**WORK TASK**
Here the job is to print all of the entries below verbatim and leave out any picture.

[Image records of document pages]
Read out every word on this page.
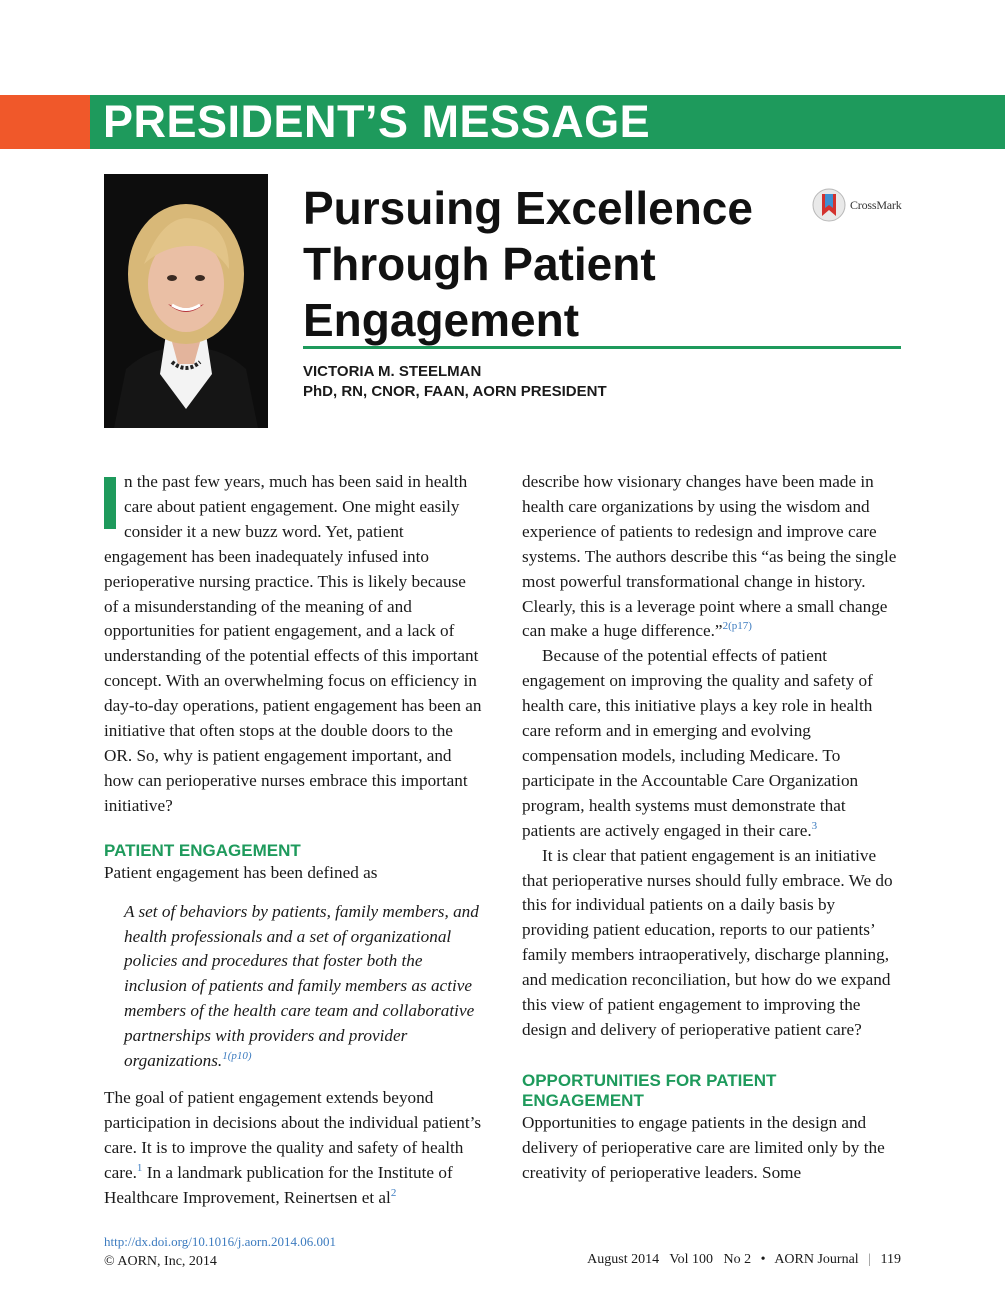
PRESIDENT’S MESSAGE
Pursuing Excellence Through Patient Engagement
CrossMark
VICTORIA M. STEELMAN
PhD, RN, CNOR, FAAN, AORN PRESIDENT

n the past few years, much has been said in health care about patient engagement. One might easily consider it a new buzz word. Yet, patient engagement has been inadequately infused into perioperative nursing practice. This is likely because of a misunderstanding of the meaning of and opportunities for patient engagement, and a lack of understanding of the potential effects of this important concept. With an overwhelming focus on efficiency in day-to-day operations, patient engagement has been an initiative that often stops at the double doors to the OR. So, why is patient engagement important, and how can perioperative nurses embrace this important initiative?

PATIENT ENGAGEMENT

Patient engagement has been defined as

A set of behaviors by patients, family members, and health professionals and a set of organizational policies and procedures that foster both the inclusion of patients and family members as active members of the health care team and collaborative partnerships with providers and provider organizations.$^{1(p10)}$

The goal of patient engagement extends beyond participation in decisions about the individual patient’s care. It is to improve the quality and safety of health care.$^1$ In a landmark publication for the Institute of Healthcare Improvement, Reinertsen et $al^2$

describe how visionary changes have been made in health care organizations by using the wisdom and experience of patients to redesign and improve care systems. The authors describe this “as being the single most powerful transformational change in history. Clearly, this is a leverage point where a small change can make a huge difference.”$^{2(p17)}$

Because of the potential effects of patient engagement on improving the quality and safety of health care, this initiative plays a key role in health care reform and in emerging and evolving compensation models, including Medicare. To participate in the Accountable Care Organization program, health systems must demonstrate that patients are actively engaged in their care.$^3$

It is clear that patient engagement is an initiative that perioperative nurses should fully embrace. We do this for individual patients on a daily basis by providing patient education, reports to our patients’ family members intraoperatively, discharge planning, and medication reconciliation, but how do we expand this view of patient engagement to improving the design and delivery of perioperative patient care?

OPPORTUNITIES FOR PATIENT ENGAGEMENT

Opportunities to engage patients in the design and delivery of perioperative care are limited only by the creativity of perioperative leaders. Some

http://dx.doi.org/10.1016/j.aorn.2014.06.001
© AORN, Inc, 2014	August 2014   Vol 100   No 2 • AORN Journal | 119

**EXPECTED OUTPUT**
Read out every word on this page.
PRESIDENT’S MESSAGE
Pursuing Excellence Through Patient Engagement
CrossMark
VICTORIA M. STEELMAN
PhD, RN, CNOR, FAAN, AORN PRESIDENT

n the past few years, much has been said in health care about patient engagement. One might easily consider it a new buzz word. Yet, patient engagement has been inadequately infused into perioperative nursing practice. This is likely because of a misunderstanding of the meaning of and opportunities for patient engagement, and a lack of understanding of the potential effects of this important concept. With an overwhelming focus on efficiency in day-to-day operations, patient engagement has been an initiative that often stops at the double doors to the OR. So, why is patient engagement important, and how can perioperative nurses embrace this important initiative?

PATIENT ENGAGEMENT

Patient engagement has been defined as

A set of behaviors by patients, family members, and health professionals and a set of organizational policies and procedures that foster both the inclusion of patients and family members as active members of the health care team and collaborative partnerships with providers and provider organizations.$^{1(p10)}$

The goal of patient engagement extends beyond participation in decisions about the individual patient’s care. It is to improve the quality and safety of health care.$^1$ In a landmark publication for the Institute of Healthcare Improvement, Reinertsen et $al^2$

describe how visionary changes have been made in health care organizations by using the wisdom and experience of patients to redesign and improve care systems. The authors describe this “as being the single most powerful transformational change in history. Clearly, this is a leverage point where a small change can make a huge difference.”$^{2(p17)}$

Because of the potential effects of patient engagement on improving the quality and safety of health care, this initiative plays a key role in health care reform and in emerging and evolving compensation models, including Medicare. To participate in the Accountable Care Organization program, health systems must demonstrate that patients are actively engaged in their care.$^3$

It is clear that patient engagement is an initiative that perioperative nurses should fully embrace. We do this for individual patients on a daily basis by providing patient education, reports to our patients’ family members intraoperatively, discharge planning, and medication reconciliation, but how do we expand this view of patient engagement to improving the design and delivery of perioperative patient care?

OPPORTUNITIES FOR PATIENT ENGAGEMENT

Opportunities to engage patients in the design and delivery of perioperative care are limited only by the creativity of perioperative leaders. Some

http://dx.doi.org/10.1016/j.aorn.2014.06.001
© AORN, Inc, 2014	August 2014   Vol 100   No 2 • AORN Journal | 119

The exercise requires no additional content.